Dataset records
--- Begin ---
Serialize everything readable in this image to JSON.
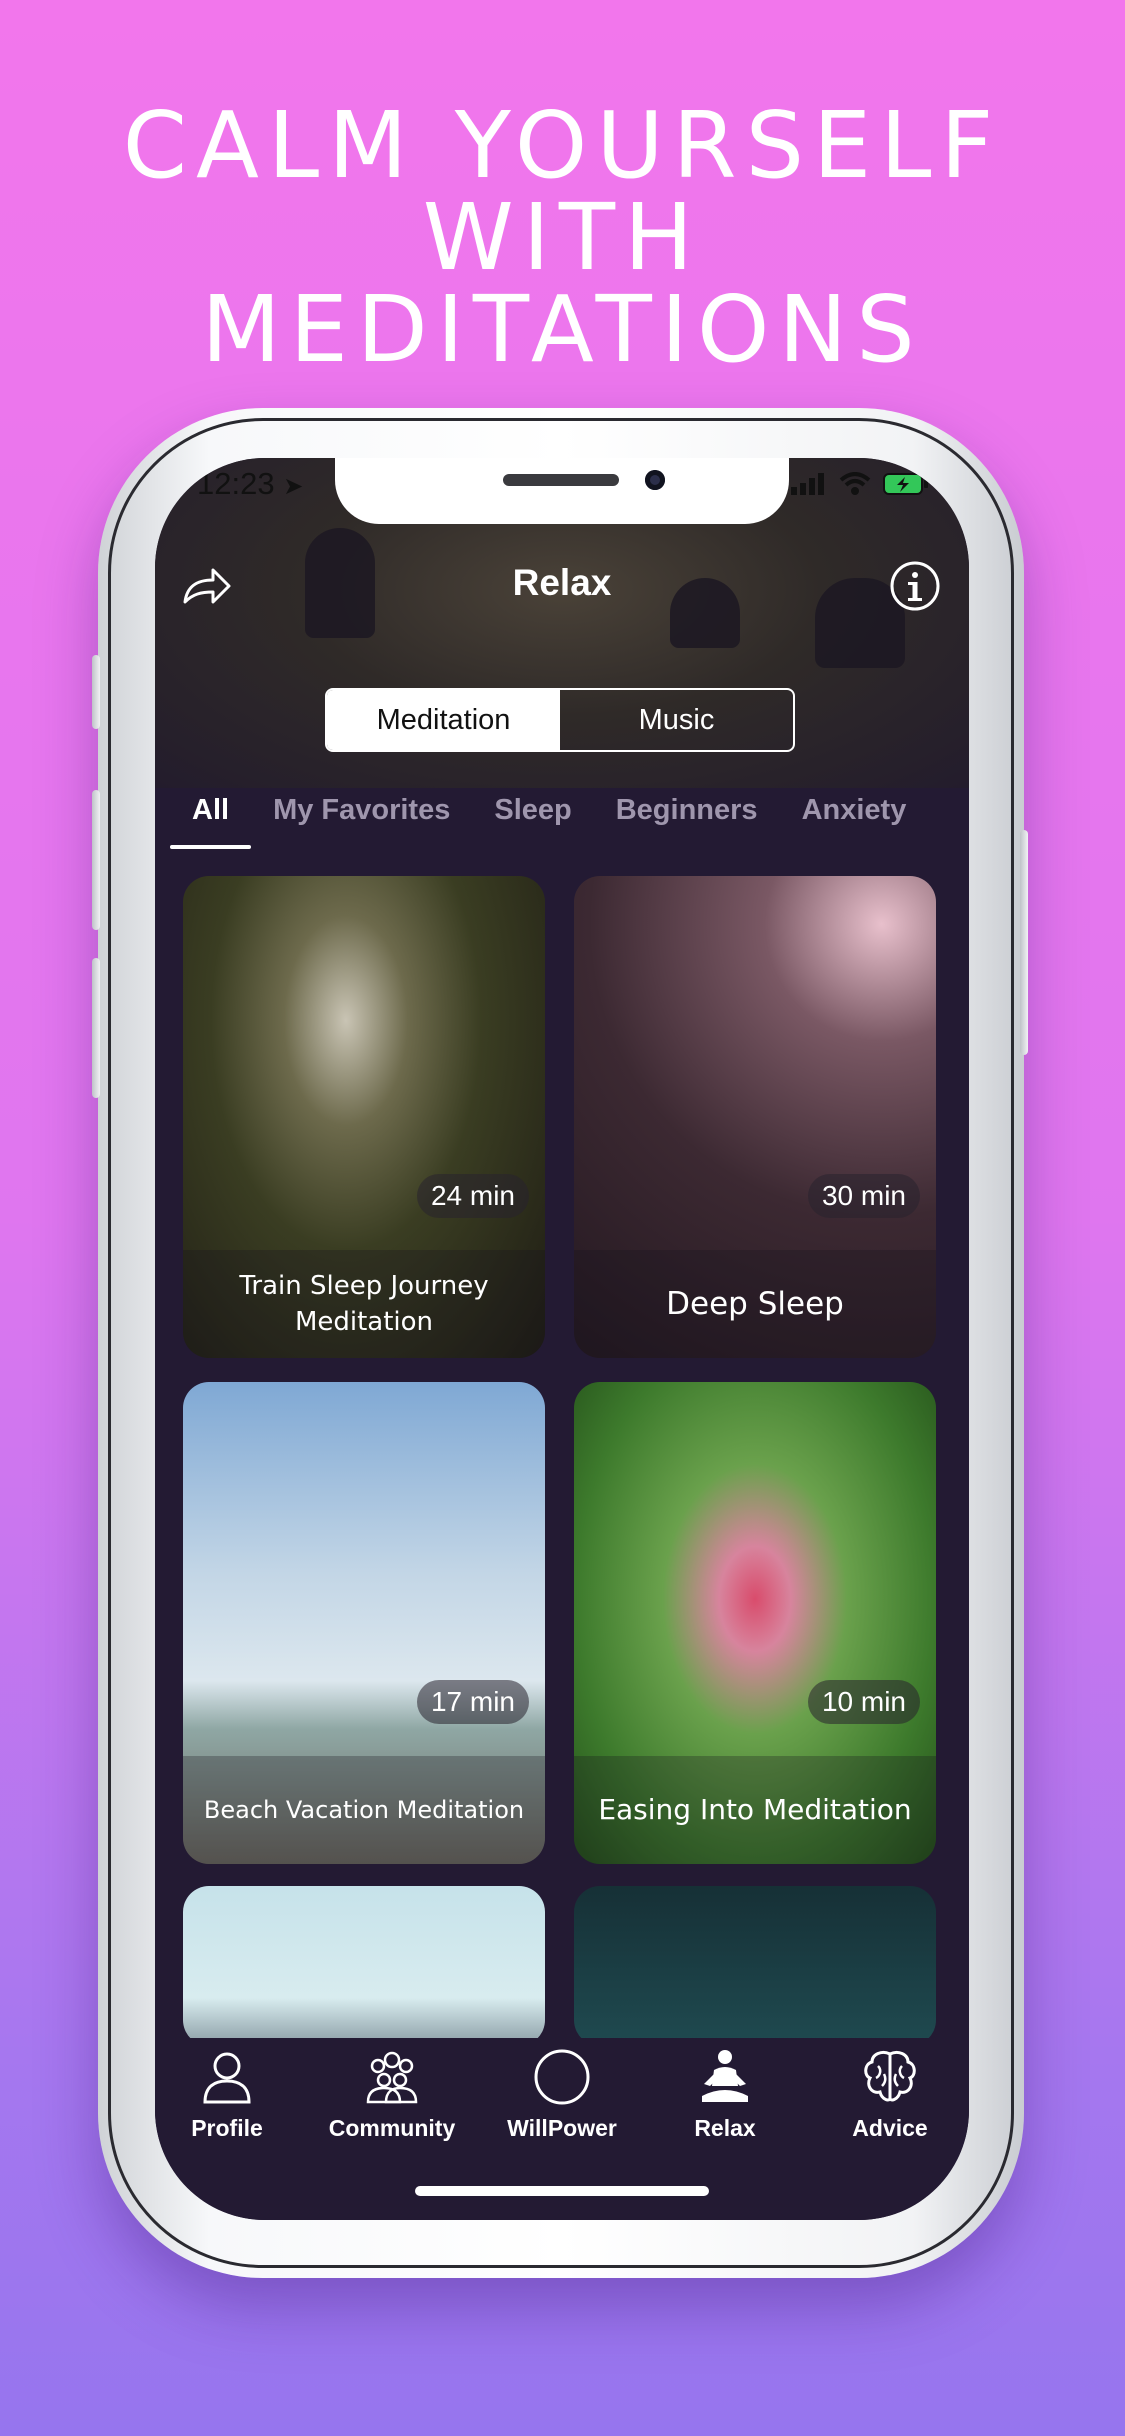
{
  "headline": {
    "line1": "CALM YOURSELF",
    "line2": "WITH",
    "line3": "MEDITATIONS"
  },
  "status_bar": {
    "time": "12:23"
  },
  "nav": {
    "title": "Relax",
    "share_icon": "share-arrow-icon",
    "info_icon": "info-circle-icon"
  },
  "segments": {
    "left": "Meditation",
    "right": "Music",
    "selected": "Meditation"
  },
  "categories": [
    "All",
    "My Favorites",
    "Sleep",
    "Beginners",
    "Anxiety"
  ],
  "selected_category": "All",
  "cards": [
    {
      "title": "Train Sleep Journey Meditation",
      "duration": "24 min"
    },
    {
      "title": "Deep Sleep",
      "duration": "30 min"
    },
    {
      "title": "Beach Vacation Meditation",
      "duration": "17 min"
    },
    {
      "title": "Easing Into Meditation",
      "duration": "10 min"
    }
  ],
  "tabbar": [
    {
      "label": "Profile",
      "icon": "person-icon"
    },
    {
      "label": "Community",
      "icon": "group-icon"
    },
    {
      "label": "WillPower",
      "icon": "circle-icon"
    },
    {
      "label": "Relax",
      "icon": "meditation-icon"
    },
    {
      "label": "Advice",
      "icon": "brain-icon"
    }
  ],
  "colors": {
    "bg_top": "#f276ec",
    "bg_bottom": "#9675ee",
    "app_bg": "#231a33",
    "battery": "#33c759"
  }
}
--- End ---
* **TASK OBJECTIVE**
Transcribe all the lines above exactly, apart from the pictures.

* **OUTPUT FOR THIS EXERCISE**
Serialize everything readable in this image to JSON.
{
  "headline": {
    "line1": "CALM YOURSELF",
    "line2": "WITH",
    "line3": "MEDITATIONS"
  },
  "status_bar": {
    "time": "12:23"
  },
  "nav": {
    "title": "Relax",
    "share_icon": "share-arrow-icon",
    "info_icon": "info-circle-icon"
  },
  "segments": {
    "left": "Meditation",
    "right": "Music",
    "selected": "Meditation"
  },
  "categories": [
    "All",
    "My Favorites",
    "Sleep",
    "Beginners",
    "Anxiety"
  ],
  "selected_category": "All",
  "cards": [
    {
      "title": "Train Sleep Journey Meditation",
      "duration": "24 min"
    },
    {
      "title": "Deep Sleep",
      "duration": "30 min"
    },
    {
      "title": "Beach Vacation Meditation",
      "duration": "17 min"
    },
    {
      "title": "Easing Into Meditation",
      "duration": "10 min"
    }
  ],
  "tabbar": [
    {
      "label": "Profile",
      "icon": "person-icon"
    },
    {
      "label": "Community",
      "icon": "group-icon"
    },
    {
      "label": "WillPower",
      "icon": "circle-icon"
    },
    {
      "label": "Relax",
      "icon": "meditation-icon"
    },
    {
      "label": "Advice",
      "icon": "brain-icon"
    }
  ],
  "colors": {
    "bg_top": "#f276ec",
    "bg_bottom": "#9675ee",
    "app_bg": "#231a33",
    "battery": "#33c759"
  }
}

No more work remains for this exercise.